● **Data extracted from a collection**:
"""
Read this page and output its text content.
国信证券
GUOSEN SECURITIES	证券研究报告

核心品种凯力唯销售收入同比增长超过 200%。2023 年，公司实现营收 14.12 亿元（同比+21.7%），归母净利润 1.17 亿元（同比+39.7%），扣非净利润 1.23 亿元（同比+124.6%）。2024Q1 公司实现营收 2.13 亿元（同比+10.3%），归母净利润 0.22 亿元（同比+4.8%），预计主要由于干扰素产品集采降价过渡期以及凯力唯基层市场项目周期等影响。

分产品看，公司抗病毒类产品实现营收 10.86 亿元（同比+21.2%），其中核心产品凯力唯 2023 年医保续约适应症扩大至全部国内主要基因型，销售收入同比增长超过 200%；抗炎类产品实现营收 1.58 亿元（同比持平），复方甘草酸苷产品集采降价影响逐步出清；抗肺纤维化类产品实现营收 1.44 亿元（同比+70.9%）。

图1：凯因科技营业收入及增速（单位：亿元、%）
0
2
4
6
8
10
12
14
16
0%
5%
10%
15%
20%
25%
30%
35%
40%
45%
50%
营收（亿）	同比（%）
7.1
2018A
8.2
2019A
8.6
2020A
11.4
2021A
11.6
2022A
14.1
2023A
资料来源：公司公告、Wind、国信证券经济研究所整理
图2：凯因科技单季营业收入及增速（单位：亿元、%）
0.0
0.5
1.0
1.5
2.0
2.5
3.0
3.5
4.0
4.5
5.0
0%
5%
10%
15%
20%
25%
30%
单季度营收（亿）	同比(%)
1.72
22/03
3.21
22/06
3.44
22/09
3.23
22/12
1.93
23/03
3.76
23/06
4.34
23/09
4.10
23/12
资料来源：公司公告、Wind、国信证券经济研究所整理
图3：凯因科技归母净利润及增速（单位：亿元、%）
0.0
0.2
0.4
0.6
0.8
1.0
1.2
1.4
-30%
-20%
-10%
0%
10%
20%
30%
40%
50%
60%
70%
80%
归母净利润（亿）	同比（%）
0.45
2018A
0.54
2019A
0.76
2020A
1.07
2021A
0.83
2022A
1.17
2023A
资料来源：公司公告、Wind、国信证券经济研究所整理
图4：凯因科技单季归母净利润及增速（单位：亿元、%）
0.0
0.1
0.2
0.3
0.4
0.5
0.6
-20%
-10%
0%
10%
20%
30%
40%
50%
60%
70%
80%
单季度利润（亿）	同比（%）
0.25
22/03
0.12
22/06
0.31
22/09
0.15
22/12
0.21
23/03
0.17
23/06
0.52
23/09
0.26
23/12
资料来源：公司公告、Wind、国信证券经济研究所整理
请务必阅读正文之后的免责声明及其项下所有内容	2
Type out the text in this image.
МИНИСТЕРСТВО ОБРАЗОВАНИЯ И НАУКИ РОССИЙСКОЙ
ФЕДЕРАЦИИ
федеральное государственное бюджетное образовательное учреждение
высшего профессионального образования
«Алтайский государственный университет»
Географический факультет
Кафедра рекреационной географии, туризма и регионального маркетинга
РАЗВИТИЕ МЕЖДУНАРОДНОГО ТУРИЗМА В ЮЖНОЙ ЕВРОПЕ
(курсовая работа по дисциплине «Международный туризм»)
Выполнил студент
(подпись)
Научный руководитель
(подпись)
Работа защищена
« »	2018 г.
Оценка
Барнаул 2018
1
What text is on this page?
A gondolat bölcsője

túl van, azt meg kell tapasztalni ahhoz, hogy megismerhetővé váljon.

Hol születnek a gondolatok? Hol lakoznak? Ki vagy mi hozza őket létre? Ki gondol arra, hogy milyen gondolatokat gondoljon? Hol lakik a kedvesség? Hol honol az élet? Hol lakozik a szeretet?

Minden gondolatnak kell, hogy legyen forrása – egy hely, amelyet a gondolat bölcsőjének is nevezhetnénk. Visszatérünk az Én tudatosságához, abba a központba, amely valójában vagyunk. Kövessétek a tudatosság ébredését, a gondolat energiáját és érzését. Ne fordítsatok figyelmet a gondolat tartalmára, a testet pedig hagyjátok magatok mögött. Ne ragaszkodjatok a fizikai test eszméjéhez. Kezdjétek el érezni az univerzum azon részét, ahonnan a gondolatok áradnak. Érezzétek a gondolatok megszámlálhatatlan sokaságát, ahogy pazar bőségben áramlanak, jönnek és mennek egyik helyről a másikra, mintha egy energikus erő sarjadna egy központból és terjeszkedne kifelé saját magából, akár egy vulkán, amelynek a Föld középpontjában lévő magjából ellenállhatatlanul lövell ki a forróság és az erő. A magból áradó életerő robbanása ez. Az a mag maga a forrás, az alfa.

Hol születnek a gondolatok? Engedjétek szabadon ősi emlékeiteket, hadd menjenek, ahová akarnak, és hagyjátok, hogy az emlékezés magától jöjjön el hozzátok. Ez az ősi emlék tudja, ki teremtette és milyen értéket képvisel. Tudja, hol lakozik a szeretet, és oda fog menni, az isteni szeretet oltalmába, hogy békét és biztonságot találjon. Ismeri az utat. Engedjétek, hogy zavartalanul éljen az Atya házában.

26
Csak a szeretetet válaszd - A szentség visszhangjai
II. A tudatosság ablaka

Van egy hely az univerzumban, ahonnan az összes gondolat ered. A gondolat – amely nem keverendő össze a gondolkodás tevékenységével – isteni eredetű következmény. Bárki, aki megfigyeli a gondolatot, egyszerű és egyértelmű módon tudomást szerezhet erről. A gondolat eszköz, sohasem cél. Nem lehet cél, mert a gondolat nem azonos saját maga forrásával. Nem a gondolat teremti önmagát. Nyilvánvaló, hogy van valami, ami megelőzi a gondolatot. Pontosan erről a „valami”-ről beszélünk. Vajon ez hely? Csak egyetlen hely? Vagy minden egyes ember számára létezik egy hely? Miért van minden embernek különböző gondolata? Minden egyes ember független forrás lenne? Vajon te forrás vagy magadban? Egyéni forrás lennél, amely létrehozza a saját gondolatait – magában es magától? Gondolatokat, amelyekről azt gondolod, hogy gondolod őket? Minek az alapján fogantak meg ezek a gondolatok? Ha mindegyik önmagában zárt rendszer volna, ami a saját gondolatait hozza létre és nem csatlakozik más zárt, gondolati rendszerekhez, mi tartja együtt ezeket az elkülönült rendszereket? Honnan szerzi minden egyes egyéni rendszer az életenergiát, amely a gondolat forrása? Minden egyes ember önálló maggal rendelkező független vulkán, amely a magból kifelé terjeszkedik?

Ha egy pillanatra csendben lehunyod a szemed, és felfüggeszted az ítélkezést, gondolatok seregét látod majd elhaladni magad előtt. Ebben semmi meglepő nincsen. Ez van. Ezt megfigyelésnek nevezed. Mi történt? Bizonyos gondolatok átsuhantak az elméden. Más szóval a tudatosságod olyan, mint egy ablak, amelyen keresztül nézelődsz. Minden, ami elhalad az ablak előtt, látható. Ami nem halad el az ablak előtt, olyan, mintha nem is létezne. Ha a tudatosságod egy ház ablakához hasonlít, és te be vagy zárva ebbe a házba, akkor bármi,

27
"""
● **WHAT YOU WILL DO**:
Transcribe the data. Leave every line exactly as it is.

● **EXERCISE RESULT**:
Read this page and output its text content.
国信证券
GUOSEN SECURITIES	证券研究报告

核心品种凯力唯销售收入同比增长超过 200%。2023 年，公司实现营收 14.12 亿元（同比+21.7%），归母净利润 1.17 亿元（同比+39.7%），扣非净利润 1.23 亿元（同比+124.6%）。2024Q1 公司实现营收 2.13 亿元（同比+10.3%），归母净利润 0.22 亿元（同比+4.8%），预计主要由于干扰素产品集采降价过渡期以及凯力唯基层市场项目周期等影响。

分产品看，公司抗病毒类产品实现营收 10.86 亿元（同比+21.2%），其中核心产品凯力唯 2023 年医保续约适应症扩大至全部国内主要基因型，销售收入同比增长超过 200%；抗炎类产品实现营收 1.58 亿元（同比持平），复方甘草酸苷产品集采降价影响逐步出清；抗肺纤维化类产品实现营收 1.44 亿元（同比+70.9%）。

图1：凯因科技营业收入及增速（单位：亿元、%）
0
2
4
6
8
10
12
14
16
0%
5%
10%
15%
20%
25%
30%
35%
40%
45%
50%
营收（亿）	同比（%）
7.1
2018A
8.2
2019A
8.6
2020A
11.4
2021A
11.6
2022A
14.1
2023A
资料来源：公司公告、Wind、国信证券经济研究所整理
图2：凯因科技单季营业收入及增速（单位：亿元、%）
0.0
0.5
1.0
1.5
2.0
2.5
3.0
3.5
4.0
4.5
5.0
0%
5%
10%
15%
20%
25%
30%
单季度营收（亿）	同比(%)
1.72
22/03
3.21
22/06
3.44
22/09
3.23
22/12
1.93
23/03
3.76
23/06
4.34
23/09
4.10
23/12
资料来源：公司公告、Wind、国信证券经济研究所整理
图3：凯因科技归母净利润及增速（单位：亿元、%）
0.0
0.2
0.4
0.6
0.8
1.0
1.2
1.4
-30%
-20%
-10%
0%
10%
20%
30%
40%
50%
60%
70%
80%
归母净利润（亿）	同比（%）
0.45
2018A
0.54
2019A
0.76
2020A
1.07
2021A
0.83
2022A
1.17
2023A
资料来源：公司公告、Wind、国信证券经济研究所整理
图4：凯因科技单季归母净利润及增速（单位：亿元、%）
0.0
0.1
0.2
0.3
0.4
0.5
0.6
-20%
-10%
0%
10%
20%
30%
40%
50%
60%
70%
80%
单季度利润（亿）	同比（%）
0.25
22/03
0.12
22/06
0.31
22/09
0.15
22/12
0.21
23/03
0.17
23/06
0.52
23/09
0.26
23/12
资料来源：公司公告、Wind、国信证券经济研究所整理
请务必阅读正文之后的免责声明及其项下所有内容	2
Type out the text in this image.
МИНИСТЕРСТВО ОБРАЗОВАНИЯ И НАУКИ РОССИЙСКОЙ
ФЕДЕРАЦИИ
федеральное государственное бюджетное образовательное учреждение
высшего профессионального образования
«Алтайский государственный университет»
Географический факультет
Кафедра рекреационной географии, туризма и регионального маркетинга
РАЗВИТИЕ МЕЖДУНАРОДНОГО ТУРИЗМА В ЮЖНОЙ ЕВРОПЕ
(курсовая работа по дисциплине «Международный туризм»)
Выполнил студент
(подпись)
Научный руководитель
(подпись)
Работа защищена
« »	2018 г.
Оценка
Барнаул 2018
1
What text is on this page?
A gondolat bölcsője

túl van, azt meg kell tapasztalni ahhoz, hogy megismerhetővé váljon.

Hol születnek a gondolatok? Hol lakoznak? Ki vagy mi hozza őket létre? Ki gondol arra, hogy milyen gondolatokat gondoljon? Hol lakik a kedvesség? Hol honol az élet? Hol lakozik a szeretet?

Minden gondolatnak kell, hogy legyen forrása – egy hely, amelyet a gondolat bölcsőjének is nevezhetnénk. Visszatérünk az Én tudatosságához, abba a központba, amely valójában vagyunk. Kövessétek a tudatosság ébredését, a gondolat energiáját és érzését. Ne fordítsatok figyelmet a gondolat tartalmára, a testet pedig hagyjátok magatok mögött. Ne ragaszkodjatok a fizikai test eszméjéhez. Kezdjétek el érezni az univerzum azon részét, ahonnan a gondolatok áradnak. Érezzétek a gondolatok megszámlálhatatlan sokaságát, ahogy pazar bőségben áramlanak, jönnek és mennek egyik helyről a másikra, mintha egy energikus erő sarjadna egy központból és terjeszkedne kifelé saját magából, akár egy vulkán, amelynek a Föld középpontjában lévő magjából ellenállhatatlanul lövell ki a forróság és az erő. A magból áradó életerő robbanása ez. Az a mag maga a forrás, az alfa.

Hol születnek a gondolatok? Engedjétek szabadon ősi emlékeiteket, hadd menjenek, ahová akarnak, és hagyjátok, hogy az emlékezés magától jöjjön el hozzátok. Ez az ősi emlék tudja, ki teremtette és milyen értéket képvisel. Tudja, hol lakozik a szeretet, és oda fog menni, az isteni szeretet oltalmába, hogy békét és biztonságot találjon. Ismeri az utat. Engedjétek, hogy zavartalanul éljen az Atya házában.

26
Csak a szeretetet válaszd - A szentség visszhangjai
II. A tudatosság ablaka

Van egy hely az univerzumban, ahonnan az összes gondolat ered. A gondolat – amely nem keverendő össze a gondolkodás tevékenységével – isteni eredetű következmény. Bárki, aki megfigyeli a gondolatot, egyszerű és egyértelmű módon tudomást szerezhet erről. A gondolat eszköz, sohasem cél. Nem lehet cél, mert a gondolat nem azonos saját maga forrásával. Nem a gondolat teremti önmagát. Nyilvánvaló, hogy van valami, ami megelőzi a gondolatot. Pontosan erről a „valami”-ről beszélünk. Vajon ez hely? Csak egyetlen hely? Vagy minden egyes ember számára létezik egy hely? Miért van minden embernek különböző gondolata? Minden egyes ember független forrás lenne? Vajon te forrás vagy magadban? Egyéni forrás lennél, amely létrehozza a saját gondolatait – magában es magától? Gondolatokat, amelyekről azt gondolod, hogy gondolod őket? Minek az alapján fogantak meg ezek a gondolatok? Ha mindegyik önmagában zárt rendszer volna, ami a saját gondolatait hozza létre és nem csatlakozik más zárt, gondolati rendszerekhez, mi tartja együtt ezeket az elkülönült rendszereket? Honnan szerzi minden egyes egyéni rendszer az életenergiát, amely a gondolat forrása? Minden egyes ember önálló maggal rendelkező független vulkán, amely a magból kifelé terjeszkedik?

Ha egy pillanatra csendben lehunyod a szemed, és felfüggeszted az ítélkezést, gondolatok seregét látod majd elhaladni magad előtt. Ebben semmi meglepő nincsen. Ez van. Ezt megfigyelésnek nevezed. Mi történt? Bizonyos gondolatok átsuhantak az elméden. Más szóval a tudatosságod olyan, mint egy ablak, amelyen keresztül nézelődsz. Minden, ami elhalad az ablak előtt, látható. Ami nem halad el az ablak előtt, olyan, mintha nem is létezne. Ha a tudatosságod egy ház ablakához hasonlít, és te be vagy zárva ebbe a házba, akkor bármi,

27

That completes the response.